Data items

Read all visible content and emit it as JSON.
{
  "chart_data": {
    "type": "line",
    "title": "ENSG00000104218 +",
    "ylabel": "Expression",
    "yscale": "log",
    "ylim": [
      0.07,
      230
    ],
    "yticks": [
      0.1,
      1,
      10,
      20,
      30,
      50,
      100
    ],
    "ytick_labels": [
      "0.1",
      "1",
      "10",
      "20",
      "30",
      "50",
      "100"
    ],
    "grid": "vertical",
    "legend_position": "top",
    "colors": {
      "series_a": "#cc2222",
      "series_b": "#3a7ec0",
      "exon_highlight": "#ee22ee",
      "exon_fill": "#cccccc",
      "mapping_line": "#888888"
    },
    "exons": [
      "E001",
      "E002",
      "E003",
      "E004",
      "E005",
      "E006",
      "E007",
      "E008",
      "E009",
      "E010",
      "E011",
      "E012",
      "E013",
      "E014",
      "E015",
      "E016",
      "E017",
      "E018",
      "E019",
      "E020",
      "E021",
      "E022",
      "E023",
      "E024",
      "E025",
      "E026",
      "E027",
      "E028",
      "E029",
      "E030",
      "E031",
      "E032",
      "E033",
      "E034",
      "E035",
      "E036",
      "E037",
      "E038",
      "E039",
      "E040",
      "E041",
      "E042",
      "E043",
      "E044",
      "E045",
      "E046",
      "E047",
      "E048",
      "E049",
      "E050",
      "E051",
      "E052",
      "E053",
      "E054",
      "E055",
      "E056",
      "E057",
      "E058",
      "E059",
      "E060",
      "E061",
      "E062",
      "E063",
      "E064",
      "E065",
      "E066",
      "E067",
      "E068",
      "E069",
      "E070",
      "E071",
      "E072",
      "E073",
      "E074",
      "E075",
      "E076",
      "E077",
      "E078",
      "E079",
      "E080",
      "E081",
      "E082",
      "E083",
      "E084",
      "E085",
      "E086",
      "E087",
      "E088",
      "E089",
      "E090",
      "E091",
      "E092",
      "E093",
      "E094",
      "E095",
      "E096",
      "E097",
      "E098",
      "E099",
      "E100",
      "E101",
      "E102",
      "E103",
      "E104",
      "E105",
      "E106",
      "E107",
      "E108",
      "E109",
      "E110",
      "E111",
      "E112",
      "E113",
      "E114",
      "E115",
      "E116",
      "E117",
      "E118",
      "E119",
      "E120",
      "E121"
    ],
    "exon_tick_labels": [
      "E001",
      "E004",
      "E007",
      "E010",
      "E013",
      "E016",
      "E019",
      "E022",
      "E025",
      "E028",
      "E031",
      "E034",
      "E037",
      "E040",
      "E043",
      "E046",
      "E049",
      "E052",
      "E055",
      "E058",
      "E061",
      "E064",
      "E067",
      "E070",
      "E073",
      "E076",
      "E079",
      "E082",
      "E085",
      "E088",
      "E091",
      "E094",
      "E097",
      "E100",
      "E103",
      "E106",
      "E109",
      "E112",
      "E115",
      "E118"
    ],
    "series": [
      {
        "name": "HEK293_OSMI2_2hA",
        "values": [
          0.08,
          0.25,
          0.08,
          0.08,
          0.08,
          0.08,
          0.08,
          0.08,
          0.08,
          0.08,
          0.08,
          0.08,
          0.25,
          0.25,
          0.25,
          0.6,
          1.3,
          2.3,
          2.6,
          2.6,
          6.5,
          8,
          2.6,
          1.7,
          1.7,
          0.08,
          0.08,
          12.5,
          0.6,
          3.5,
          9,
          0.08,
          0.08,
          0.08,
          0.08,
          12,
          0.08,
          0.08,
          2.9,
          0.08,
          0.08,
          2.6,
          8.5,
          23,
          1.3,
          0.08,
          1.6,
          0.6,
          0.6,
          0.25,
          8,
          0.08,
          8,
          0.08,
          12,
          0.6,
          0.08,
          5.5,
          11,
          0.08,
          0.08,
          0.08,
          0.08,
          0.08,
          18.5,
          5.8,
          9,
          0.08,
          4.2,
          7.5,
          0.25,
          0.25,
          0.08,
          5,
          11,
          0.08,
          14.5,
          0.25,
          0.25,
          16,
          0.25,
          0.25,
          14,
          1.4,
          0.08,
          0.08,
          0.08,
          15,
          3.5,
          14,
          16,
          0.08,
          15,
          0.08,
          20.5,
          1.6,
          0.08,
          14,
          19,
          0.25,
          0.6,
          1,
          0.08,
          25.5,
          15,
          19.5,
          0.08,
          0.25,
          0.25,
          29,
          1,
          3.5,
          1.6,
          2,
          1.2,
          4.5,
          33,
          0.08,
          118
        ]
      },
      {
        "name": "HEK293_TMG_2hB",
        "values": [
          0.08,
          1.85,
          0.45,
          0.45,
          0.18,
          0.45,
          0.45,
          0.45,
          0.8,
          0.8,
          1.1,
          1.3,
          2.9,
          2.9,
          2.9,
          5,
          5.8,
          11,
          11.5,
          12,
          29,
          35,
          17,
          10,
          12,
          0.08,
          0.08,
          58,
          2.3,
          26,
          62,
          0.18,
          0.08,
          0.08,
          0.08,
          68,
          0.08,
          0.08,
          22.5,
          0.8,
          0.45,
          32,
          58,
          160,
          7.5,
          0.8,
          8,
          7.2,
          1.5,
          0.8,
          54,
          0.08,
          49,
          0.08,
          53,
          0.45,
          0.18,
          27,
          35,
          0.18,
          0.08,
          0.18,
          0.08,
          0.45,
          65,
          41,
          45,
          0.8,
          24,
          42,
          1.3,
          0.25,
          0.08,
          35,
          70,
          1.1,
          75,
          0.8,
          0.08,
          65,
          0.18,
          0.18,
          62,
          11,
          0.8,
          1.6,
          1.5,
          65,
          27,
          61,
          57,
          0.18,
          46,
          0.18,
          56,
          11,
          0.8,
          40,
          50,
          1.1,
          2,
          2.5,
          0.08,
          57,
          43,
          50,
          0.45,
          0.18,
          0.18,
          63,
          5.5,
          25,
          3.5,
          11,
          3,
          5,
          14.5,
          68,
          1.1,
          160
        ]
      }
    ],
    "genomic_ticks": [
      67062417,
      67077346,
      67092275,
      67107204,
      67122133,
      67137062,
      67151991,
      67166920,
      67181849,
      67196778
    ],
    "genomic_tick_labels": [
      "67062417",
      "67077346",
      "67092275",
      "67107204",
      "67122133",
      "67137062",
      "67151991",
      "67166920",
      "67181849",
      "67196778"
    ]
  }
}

Assignment.
Every line of data must be returned unchanged.

Response box.
Read all visible content and emit it as JSON.
{
  "chart_data": {
    "type": "line",
    "title": "ENSG00000104218 +",
    "ylabel": "Expression",
    "yscale": "log",
    "ylim": [
      0.07,
      230
    ],
    "yticks": [
      0.1,
      1,
      10,
      20,
      30,
      50,
      100
    ],
    "ytick_labels": [
      "0.1",
      "1",
      "10",
      "20",
      "30",
      "50",
      "100"
    ],
    "grid": "vertical",
    "legend_position": "top",
    "colors": {
      "series_a": "#cc2222",
      "series_b": "#3a7ec0",
      "exon_highlight": "#ee22ee",
      "exon_fill": "#cccccc",
      "mapping_line": "#888888"
    },
    "exons": [
      "E001",
      "E002",
      "E003",
      "E004",
      "E005",
      "E006",
      "E007",
      "E008",
      "E009",
      "E010",
      "E011",
      "E012",
      "E013",
      "E014",
      "E015",
      "E016",
      "E017",
      "E018",
      "E019",
      "E020",
      "E021",
      "E022",
      "E023",
      "E024",
      "E025",
      "E026",
      "E027",
      "E028",
      "E029",
      "E030",
      "E031",
      "E032",
      "E033",
      "E034",
      "E035",
      "E036",
      "E037",
      "E038",
      "E039",
      "E040",
      "E041",
      "E042",
      "E043",
      "E044",
      "E045",
      "E046",
      "E047",
      "E048",
      "E049",
      "E050",
      "E051",
      "E052",
      "E053",
      "E054",
      "E055",
      "E056",
      "E057",
      "E058",
      "E059",
      "E060",
      "E061",
      "E062",
      "E063",
      "E064",
      "E065",
      "E066",
      "E067",
      "E068",
      "E069",
      "E070",
      "E071",
      "E072",
      "E073",
      "E074",
      "E075",
      "E076",
      "E077",
      "E078",
      "E079",
      "E080",
      "E081",
      "E082",
      "E083",
      "E084",
      "E085",
      "E086",
      "E087",
      "E088",
      "E089",
      "E090",
      "E091",
      "E092",
      "E093",
      "E094",
      "E095",
      "E096",
      "E097",
      "E098",
      "E099",
      "E100",
      "E101",
      "E102",
      "E103",
      "E104",
      "E105",
      "E106",
      "E107",
      "E108",
      "E109",
      "E110",
      "E111",
      "E112",
      "E113",
      "E114",
      "E115",
      "E116",
      "E117",
      "E118",
      "E119",
      "E120",
      "E121"
    ],
    "exon_tick_labels": [
      "E001",
      "E004",
      "E007",
      "E010",
      "E013",
      "E016",
      "E019",
      "E022",
      "E025",
      "E028",
      "E031",
      "E034",
      "E037",
      "E040",
      "E043",
      "E046",
      "E049",
      "E052",
      "E055",
      "E058",
      "E061",
      "E064",
      "E067",
      "E070",
      "E073",
      "E076",
      "E079",
      "E082",
      "E085",
      "E088",
      "E091",
      "E094",
      "E097",
      "E100",
      "E103",
      "E106",
      "E109",
      "E112",
      "E115",
      "E118"
    ],
    "series": [
      {
        "name": "HEK293_OSMI2_2hA",
        "values": [
          0.08,
          0.25,
          0.08,
          0.08,
          0.08,
          0.08,
          0.08,
          0.08,
          0.08,
          0.08,
          0.08,
          0.08,
          0.25,
          0.25,
          0.25,
          0.6,
          1.3,
          2.3,
          2.6,
          2.6,
          6.5,
          8,
          2.6,
          1.7,
          1.7,
          0.08,
          0.08,
          12.5,
          0.6,
          3.5,
          9,
          0.08,
          0.08,
          0.08,
          0.08,
          12,
          0.08,
          0.08,
          2.9,
          0.08,
          0.08,
          2.6,
          8.5,
          23,
          1.3,
          0.08,
          1.6,
          0.6,
          0.6,
          0.25,
          8,
          0.08,
          8,
          0.08,
          12,
          0.6,
          0.08,
          5.5,
          11,
          0.08,
          0.08,
          0.08,
          0.08,
          0.08,
          18.5,
          5.8,
          9,
          0.08,
          4.2,
          7.5,
          0.25,
          0.25,
          0.08,
          5,
          11,
          0.08,
          14.5,
          0.25,
          0.25,
          16,
          0.25,
          0.25,
          14,
          1.4,
          0.08,
          0.08,
          0.08,
          15,
          3.5,
          14,
          16,
          0.08,
          15,
          0.08,
          20.5,
          1.6,
          0.08,
          14,
          19,
          0.25,
          0.6,
          1,
          0.08,
          25.5,
          15,
          19.5,
          0.08,
          0.25,
          0.25,
          29,
          1,
          3.5,
          1.6,
          2,
          1.2,
          4.5,
          33,
          0.08,
          118
        ]
      },
      {
        "name": "HEK293_TMG_2hB",
        "values": [
          0.08,
          1.85,
          0.45,
          0.45,
          0.18,
          0.45,
          0.45,
          0.45,
          0.8,
          0.8,
          1.1,
          1.3,
          2.9,
          2.9,
          2.9,
          5,
          5.8,
          11,
          11.5,
          12,
          29,
          35,
          17,
          10,
          12,
          0.08,
          0.08,
          58,
          2.3,
          26,
          62,
          0.18,
          0.08,
          0.08,
          0.08,
          68,
          0.08,
          0.08,
          22.5,
          0.8,
          0.45,
          32,
          58,
          160,
          7.5,
          0.8,
          8,
          7.2,
          1.5,
          0.8,
          54,
          0.08,
          49,
          0.08,
          53,
          0.45,
          0.18,
          27,
          35,
          0.18,
          0.08,
          0.18,
          0.08,
          0.45,
          65,
          41,
          45,
          0.8,
          24,
          42,
          1.3,
          0.25,
          0.08,
          35,
          70,
          1.1,
          75,
          0.8,
          0.08,
          65,
          0.18,
          0.18,
          62,
          11,
          0.8,
          1.6,
          1.5,
          65,
          27,
          61,
          57,
          0.18,
          46,
          0.18,
          56,
          11,
          0.8,
          40,
          50,
          1.1,
          2,
          2.5,
          0.08,
          57,
          43,
          50,
          0.45,
          0.18,
          0.18,
          63,
          5.5,
          25,
          3.5,
          11,
          3,
          5,
          14.5,
          68,
          1.1,
          160
        ]
      }
    ],
    "genomic_ticks": [
      67062417,
      67077346,
      67092275,
      67107204,
      67122133,
      67137062,
      67151991,
      67166920,
      67181849,
      67196778
    ],
    "genomic_tick_labels": [
      "67062417",
      "67077346",
      "67092275",
      "67107204",
      "67122133",
      "67137062",
      "67151991",
      "67166920",
      "67181849",
      "67196778"
    ]
  }
}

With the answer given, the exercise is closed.